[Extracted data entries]
# # # #

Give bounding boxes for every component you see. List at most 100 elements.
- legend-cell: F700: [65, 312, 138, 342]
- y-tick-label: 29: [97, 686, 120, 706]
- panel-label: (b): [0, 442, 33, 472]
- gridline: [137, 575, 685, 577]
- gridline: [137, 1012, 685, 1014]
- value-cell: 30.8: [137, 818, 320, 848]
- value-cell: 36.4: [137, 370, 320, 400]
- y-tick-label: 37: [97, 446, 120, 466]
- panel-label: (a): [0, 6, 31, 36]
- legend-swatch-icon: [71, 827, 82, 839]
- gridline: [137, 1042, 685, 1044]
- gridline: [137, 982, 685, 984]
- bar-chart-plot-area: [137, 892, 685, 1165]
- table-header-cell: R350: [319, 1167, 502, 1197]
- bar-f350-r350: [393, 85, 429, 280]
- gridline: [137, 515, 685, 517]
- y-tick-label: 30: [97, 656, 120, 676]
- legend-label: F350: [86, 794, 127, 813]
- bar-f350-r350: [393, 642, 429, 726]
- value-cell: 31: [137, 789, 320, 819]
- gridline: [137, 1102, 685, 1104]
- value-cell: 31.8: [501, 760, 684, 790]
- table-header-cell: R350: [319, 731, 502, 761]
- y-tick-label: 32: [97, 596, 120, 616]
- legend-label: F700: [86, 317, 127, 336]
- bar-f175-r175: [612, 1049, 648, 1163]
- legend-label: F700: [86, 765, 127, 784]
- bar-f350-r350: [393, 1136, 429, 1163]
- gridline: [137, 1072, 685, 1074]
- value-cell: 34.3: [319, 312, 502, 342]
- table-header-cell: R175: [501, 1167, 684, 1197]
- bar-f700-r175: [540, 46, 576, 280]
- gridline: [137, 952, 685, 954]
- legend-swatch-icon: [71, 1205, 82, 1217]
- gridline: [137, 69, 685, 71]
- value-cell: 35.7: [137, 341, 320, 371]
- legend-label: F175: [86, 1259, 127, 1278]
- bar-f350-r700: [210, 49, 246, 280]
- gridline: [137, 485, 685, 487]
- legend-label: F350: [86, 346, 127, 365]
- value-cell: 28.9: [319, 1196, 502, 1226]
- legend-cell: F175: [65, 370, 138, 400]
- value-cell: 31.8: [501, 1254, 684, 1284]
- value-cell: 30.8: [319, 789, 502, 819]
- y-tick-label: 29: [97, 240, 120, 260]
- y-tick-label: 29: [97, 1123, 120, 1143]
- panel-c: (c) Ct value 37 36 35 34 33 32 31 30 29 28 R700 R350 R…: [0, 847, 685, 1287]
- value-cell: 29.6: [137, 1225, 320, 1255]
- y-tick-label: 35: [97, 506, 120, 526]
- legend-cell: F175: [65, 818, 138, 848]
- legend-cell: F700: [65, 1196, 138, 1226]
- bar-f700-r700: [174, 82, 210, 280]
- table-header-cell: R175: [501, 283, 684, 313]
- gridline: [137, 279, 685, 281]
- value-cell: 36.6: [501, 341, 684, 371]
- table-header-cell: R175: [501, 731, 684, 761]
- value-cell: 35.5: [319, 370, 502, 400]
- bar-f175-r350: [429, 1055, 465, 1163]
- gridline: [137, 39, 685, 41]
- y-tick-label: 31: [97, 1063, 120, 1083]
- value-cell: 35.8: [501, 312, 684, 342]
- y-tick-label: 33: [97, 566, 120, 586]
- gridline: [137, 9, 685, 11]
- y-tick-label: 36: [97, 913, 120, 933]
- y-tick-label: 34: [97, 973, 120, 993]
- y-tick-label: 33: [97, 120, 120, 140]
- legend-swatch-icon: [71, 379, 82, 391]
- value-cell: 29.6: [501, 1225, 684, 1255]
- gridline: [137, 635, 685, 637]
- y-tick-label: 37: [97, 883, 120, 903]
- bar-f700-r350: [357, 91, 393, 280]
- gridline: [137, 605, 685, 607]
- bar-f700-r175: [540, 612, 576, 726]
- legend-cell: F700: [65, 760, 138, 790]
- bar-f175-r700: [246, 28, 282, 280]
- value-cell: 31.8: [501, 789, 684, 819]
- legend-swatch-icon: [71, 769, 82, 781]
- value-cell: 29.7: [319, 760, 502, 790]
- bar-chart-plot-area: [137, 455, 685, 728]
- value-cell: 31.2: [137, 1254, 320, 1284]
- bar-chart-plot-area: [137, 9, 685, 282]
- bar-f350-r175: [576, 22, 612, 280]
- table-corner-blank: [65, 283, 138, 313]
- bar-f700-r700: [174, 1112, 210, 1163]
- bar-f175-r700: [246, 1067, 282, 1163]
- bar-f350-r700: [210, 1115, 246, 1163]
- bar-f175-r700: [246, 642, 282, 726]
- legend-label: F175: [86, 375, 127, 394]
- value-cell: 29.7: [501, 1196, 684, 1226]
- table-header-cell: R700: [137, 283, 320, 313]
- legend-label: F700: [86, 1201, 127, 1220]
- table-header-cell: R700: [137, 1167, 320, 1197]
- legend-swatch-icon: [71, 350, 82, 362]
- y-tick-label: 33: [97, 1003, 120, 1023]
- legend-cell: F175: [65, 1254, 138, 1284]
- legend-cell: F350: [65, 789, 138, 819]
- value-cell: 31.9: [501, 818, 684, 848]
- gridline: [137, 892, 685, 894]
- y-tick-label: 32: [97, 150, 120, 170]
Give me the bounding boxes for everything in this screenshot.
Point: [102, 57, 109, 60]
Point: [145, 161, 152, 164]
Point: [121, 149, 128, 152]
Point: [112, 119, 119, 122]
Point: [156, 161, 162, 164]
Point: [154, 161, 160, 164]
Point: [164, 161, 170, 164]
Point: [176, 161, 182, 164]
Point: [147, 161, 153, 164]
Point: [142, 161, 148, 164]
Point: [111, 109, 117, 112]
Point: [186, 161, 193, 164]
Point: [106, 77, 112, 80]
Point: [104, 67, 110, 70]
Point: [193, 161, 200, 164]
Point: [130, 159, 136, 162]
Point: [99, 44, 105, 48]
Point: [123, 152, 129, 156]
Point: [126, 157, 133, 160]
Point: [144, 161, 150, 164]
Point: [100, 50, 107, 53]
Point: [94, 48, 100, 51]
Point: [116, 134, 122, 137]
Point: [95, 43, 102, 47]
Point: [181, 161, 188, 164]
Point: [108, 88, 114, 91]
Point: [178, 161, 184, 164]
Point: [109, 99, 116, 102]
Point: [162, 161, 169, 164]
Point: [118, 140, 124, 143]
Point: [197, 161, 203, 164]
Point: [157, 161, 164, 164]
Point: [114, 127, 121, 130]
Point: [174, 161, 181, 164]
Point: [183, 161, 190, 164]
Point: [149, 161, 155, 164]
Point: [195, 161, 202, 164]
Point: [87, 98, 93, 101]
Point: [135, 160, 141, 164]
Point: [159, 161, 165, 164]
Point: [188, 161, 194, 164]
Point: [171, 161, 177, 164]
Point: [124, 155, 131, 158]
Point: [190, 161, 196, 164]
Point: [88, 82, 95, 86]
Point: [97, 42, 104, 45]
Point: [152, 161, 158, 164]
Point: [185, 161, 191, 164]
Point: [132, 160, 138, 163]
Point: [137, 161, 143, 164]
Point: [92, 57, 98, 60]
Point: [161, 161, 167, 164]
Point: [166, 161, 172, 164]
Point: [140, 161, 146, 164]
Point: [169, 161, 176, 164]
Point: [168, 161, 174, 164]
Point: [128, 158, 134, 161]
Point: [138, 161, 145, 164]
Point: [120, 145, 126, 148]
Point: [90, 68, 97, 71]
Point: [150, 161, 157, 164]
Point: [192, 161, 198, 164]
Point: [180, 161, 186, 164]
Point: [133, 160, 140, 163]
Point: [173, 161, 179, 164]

# # # #

Direction: Show every line of the items above that contains the string "icon", treating uppercase and lowercase letters as different.

Solution to the exercise:
- legend-swatch-icon: [71, 827, 82, 839]
- legend-swatch-icon: [71, 1205, 82, 1217]
- legend-swatch-icon: [71, 379, 82, 391]
- legend-swatch-icon: [71, 769, 82, 781]
- legend-swatch-icon: [71, 350, 82, 362]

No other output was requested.